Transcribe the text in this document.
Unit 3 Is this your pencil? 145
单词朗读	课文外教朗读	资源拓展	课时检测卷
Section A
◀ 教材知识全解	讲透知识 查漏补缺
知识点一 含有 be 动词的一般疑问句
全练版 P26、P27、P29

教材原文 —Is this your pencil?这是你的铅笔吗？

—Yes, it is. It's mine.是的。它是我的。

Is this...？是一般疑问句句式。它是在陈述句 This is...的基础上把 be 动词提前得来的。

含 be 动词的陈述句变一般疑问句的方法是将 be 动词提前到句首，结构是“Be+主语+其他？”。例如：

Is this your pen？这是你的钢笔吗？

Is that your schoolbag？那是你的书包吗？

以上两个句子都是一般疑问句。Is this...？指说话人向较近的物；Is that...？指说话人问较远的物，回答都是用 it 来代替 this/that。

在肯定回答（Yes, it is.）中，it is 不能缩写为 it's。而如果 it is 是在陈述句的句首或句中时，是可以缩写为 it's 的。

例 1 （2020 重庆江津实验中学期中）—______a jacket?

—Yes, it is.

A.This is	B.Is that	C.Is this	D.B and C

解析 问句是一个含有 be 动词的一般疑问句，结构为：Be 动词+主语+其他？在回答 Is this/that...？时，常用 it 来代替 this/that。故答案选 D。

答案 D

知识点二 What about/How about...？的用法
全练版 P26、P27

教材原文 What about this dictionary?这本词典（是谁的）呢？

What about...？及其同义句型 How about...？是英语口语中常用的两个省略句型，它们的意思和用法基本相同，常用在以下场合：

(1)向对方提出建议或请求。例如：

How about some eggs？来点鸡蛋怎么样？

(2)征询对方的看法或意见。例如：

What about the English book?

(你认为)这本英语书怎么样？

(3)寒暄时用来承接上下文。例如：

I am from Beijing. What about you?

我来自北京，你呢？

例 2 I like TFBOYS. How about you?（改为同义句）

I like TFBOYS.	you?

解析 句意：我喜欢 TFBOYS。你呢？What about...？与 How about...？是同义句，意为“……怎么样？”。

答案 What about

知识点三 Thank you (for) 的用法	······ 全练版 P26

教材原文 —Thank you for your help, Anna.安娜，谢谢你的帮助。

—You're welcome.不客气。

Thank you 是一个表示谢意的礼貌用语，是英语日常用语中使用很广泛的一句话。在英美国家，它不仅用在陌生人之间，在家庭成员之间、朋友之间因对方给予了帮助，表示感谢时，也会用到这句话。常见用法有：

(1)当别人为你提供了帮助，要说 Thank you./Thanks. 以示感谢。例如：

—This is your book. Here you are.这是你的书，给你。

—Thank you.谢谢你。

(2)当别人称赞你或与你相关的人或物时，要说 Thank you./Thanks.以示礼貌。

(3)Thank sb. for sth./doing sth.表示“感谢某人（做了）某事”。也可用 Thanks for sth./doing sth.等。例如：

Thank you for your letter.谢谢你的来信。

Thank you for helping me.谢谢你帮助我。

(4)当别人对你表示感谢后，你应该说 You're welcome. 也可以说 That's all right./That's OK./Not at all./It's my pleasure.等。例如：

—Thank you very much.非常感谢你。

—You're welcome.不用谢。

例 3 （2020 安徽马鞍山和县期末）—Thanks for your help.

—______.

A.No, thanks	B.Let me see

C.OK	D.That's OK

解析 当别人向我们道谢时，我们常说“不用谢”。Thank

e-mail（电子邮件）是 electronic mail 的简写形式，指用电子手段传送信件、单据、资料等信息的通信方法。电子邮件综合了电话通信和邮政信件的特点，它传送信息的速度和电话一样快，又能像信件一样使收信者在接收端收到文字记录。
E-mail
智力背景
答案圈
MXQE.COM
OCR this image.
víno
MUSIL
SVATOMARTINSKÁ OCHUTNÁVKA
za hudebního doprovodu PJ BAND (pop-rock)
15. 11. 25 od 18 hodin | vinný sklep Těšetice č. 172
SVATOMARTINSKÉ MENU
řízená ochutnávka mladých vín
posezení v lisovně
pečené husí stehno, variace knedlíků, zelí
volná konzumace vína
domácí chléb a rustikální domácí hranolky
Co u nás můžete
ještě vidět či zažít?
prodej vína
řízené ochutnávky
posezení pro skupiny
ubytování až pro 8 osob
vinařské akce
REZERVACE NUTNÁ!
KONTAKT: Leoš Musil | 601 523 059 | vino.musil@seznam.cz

•••••

**Your instructions**
Pull out all lines containing "mail".

**Written response**
e-mail（电子邮件）是 electronic mail 的简写形式，指用电子手段传送信件、单据、资料等信息的通信方法。电子邮件综合了电话通信和邮政信件的特点，它传送信息的速度和电话一样快，又能像信件一样使收信者在接收端收到文字记录。
E-mail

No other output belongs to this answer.